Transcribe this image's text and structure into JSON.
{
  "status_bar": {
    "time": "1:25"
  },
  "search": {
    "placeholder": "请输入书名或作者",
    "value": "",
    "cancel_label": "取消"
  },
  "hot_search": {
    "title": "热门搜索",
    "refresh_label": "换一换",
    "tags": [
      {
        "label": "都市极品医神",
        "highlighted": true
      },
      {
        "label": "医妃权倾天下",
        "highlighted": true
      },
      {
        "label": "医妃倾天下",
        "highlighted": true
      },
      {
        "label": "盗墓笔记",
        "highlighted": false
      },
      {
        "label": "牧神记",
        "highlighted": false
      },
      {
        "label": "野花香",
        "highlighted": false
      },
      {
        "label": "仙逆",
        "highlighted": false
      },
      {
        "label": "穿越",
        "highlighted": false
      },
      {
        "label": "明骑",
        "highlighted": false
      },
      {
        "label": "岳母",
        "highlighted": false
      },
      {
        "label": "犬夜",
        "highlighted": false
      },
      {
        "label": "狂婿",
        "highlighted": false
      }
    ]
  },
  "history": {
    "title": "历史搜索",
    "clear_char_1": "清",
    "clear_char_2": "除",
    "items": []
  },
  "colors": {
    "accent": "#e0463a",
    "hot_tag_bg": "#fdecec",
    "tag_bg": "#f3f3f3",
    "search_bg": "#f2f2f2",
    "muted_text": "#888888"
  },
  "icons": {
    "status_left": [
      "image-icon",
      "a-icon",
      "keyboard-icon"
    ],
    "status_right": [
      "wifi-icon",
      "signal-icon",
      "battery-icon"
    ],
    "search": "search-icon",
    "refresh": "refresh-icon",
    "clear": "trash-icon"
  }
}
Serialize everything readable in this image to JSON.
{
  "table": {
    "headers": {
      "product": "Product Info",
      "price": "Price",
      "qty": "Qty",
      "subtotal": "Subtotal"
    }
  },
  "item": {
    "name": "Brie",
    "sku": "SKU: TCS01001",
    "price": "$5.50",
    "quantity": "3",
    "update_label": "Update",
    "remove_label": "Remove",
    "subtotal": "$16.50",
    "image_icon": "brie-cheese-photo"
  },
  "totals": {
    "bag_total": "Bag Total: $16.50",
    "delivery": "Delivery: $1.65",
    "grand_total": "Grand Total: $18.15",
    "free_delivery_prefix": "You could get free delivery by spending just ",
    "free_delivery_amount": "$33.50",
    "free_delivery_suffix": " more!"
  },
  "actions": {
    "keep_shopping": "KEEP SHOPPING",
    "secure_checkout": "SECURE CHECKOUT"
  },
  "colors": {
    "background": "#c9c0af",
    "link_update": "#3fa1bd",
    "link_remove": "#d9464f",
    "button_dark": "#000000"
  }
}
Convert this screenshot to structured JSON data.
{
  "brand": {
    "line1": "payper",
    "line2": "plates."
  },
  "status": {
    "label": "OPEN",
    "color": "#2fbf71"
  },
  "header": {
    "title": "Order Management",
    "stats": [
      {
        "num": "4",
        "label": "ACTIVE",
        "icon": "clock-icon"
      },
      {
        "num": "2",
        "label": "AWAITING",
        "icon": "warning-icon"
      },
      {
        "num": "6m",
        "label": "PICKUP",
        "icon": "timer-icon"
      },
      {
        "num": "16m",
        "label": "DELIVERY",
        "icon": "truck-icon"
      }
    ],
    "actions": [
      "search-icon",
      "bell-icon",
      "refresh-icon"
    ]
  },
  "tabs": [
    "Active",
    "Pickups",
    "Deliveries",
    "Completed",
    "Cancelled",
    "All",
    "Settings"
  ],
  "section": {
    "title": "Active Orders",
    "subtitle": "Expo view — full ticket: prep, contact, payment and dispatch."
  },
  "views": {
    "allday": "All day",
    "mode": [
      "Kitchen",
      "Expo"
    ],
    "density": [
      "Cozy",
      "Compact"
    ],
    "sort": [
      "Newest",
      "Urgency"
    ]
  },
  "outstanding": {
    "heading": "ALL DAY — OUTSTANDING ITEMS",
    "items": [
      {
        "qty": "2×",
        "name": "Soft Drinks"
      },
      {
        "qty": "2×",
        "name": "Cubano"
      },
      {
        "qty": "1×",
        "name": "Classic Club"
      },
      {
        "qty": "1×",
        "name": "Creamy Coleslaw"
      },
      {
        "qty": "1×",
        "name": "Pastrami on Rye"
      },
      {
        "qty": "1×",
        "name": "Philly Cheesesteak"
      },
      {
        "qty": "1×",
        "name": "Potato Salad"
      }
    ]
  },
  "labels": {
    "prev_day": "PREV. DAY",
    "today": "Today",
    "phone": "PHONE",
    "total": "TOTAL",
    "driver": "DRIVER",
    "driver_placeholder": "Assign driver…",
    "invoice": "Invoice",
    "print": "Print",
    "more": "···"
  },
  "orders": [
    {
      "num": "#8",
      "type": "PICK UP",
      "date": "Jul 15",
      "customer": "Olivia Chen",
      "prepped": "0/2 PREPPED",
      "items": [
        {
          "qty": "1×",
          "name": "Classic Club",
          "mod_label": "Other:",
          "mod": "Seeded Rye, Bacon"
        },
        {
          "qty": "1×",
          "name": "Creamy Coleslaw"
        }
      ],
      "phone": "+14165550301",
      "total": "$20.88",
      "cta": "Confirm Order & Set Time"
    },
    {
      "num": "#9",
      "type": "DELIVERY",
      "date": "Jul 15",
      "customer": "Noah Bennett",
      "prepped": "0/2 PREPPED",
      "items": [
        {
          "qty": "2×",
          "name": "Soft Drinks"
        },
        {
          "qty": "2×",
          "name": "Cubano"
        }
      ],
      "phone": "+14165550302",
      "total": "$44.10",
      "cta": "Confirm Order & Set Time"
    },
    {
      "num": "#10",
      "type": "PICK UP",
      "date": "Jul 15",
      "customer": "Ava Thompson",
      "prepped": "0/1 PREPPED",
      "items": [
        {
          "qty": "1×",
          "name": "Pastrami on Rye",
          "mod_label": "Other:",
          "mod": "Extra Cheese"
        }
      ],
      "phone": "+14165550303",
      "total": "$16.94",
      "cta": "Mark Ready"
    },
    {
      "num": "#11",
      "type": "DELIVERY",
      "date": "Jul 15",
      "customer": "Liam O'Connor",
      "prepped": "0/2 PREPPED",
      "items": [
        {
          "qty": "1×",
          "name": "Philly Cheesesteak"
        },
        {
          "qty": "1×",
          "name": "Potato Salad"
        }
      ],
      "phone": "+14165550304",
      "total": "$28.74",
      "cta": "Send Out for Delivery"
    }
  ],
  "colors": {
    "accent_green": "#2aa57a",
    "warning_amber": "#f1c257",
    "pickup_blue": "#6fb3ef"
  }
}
-------
Looking at the listing above, count the lines that contain "Salad" and give nothing but the number.

**Full response:**
2